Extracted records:
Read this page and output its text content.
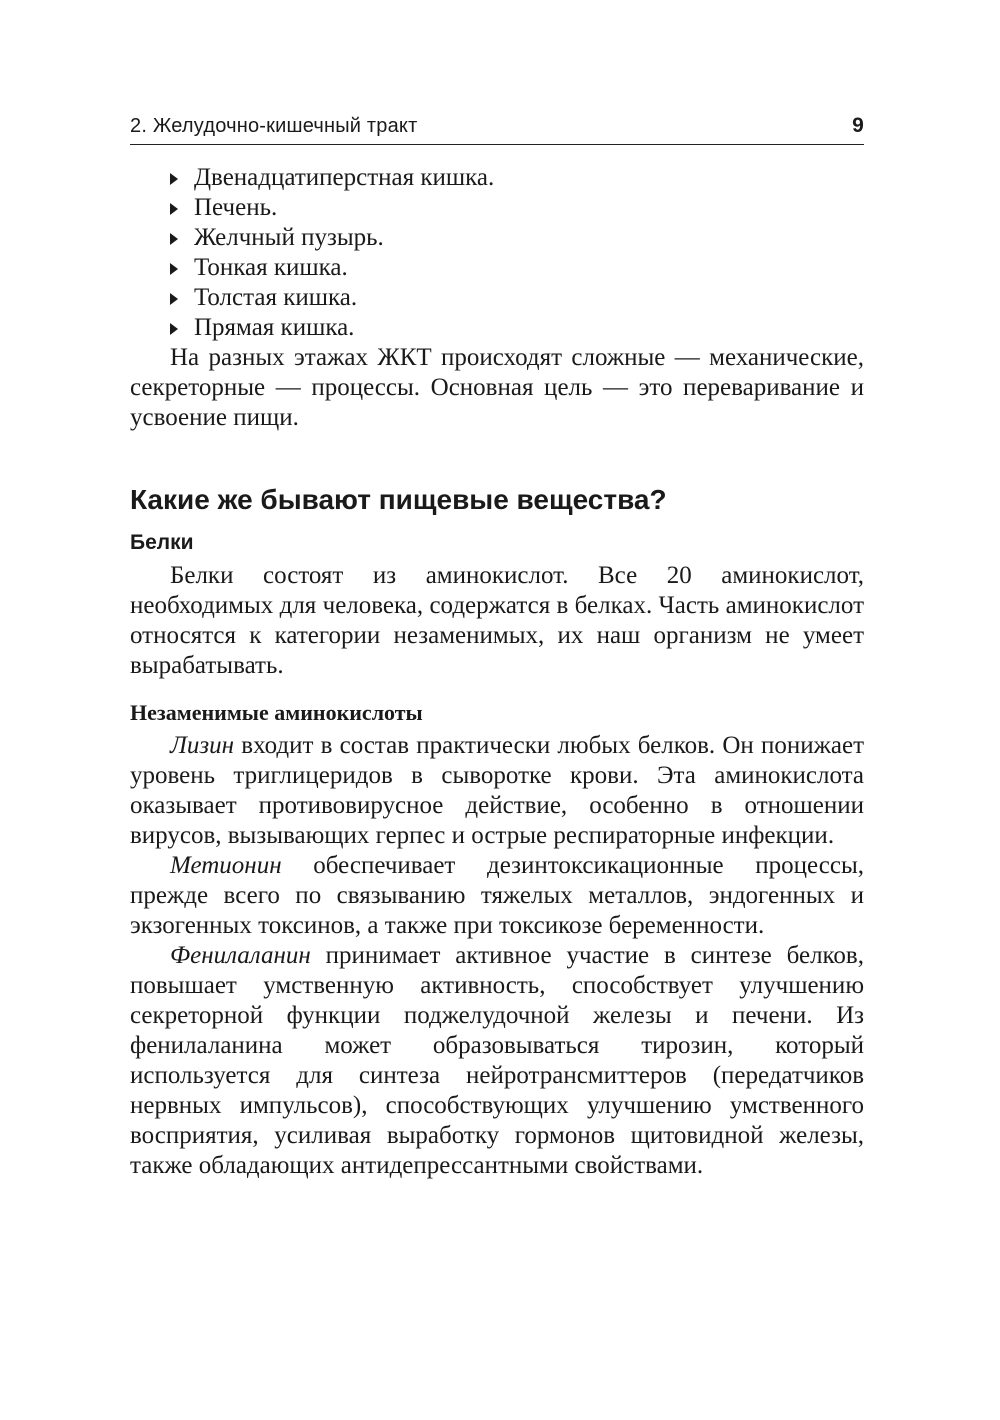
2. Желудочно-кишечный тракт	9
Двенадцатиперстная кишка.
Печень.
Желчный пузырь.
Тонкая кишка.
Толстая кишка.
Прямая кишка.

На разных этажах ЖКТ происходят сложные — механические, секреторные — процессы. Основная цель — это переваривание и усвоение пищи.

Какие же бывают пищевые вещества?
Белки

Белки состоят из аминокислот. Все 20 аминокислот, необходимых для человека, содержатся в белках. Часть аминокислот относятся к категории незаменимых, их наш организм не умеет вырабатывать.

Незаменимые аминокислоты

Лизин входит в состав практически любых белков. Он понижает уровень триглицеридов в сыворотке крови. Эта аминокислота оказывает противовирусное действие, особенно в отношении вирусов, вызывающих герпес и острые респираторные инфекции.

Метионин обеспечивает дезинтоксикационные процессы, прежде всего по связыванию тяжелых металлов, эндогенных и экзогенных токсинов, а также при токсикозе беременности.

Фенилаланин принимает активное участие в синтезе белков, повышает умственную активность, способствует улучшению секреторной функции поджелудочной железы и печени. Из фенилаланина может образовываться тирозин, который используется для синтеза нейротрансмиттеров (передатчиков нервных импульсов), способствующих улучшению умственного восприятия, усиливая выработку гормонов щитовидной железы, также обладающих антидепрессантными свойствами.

CHALLENGE: Gather up, from the records above, each line where the word "кишка" appears.

PROBLEM SOLUTION:
Двенадцатиперстная кишка.
Тонкая кишка.
Толстая кишка.
Прямая кишка.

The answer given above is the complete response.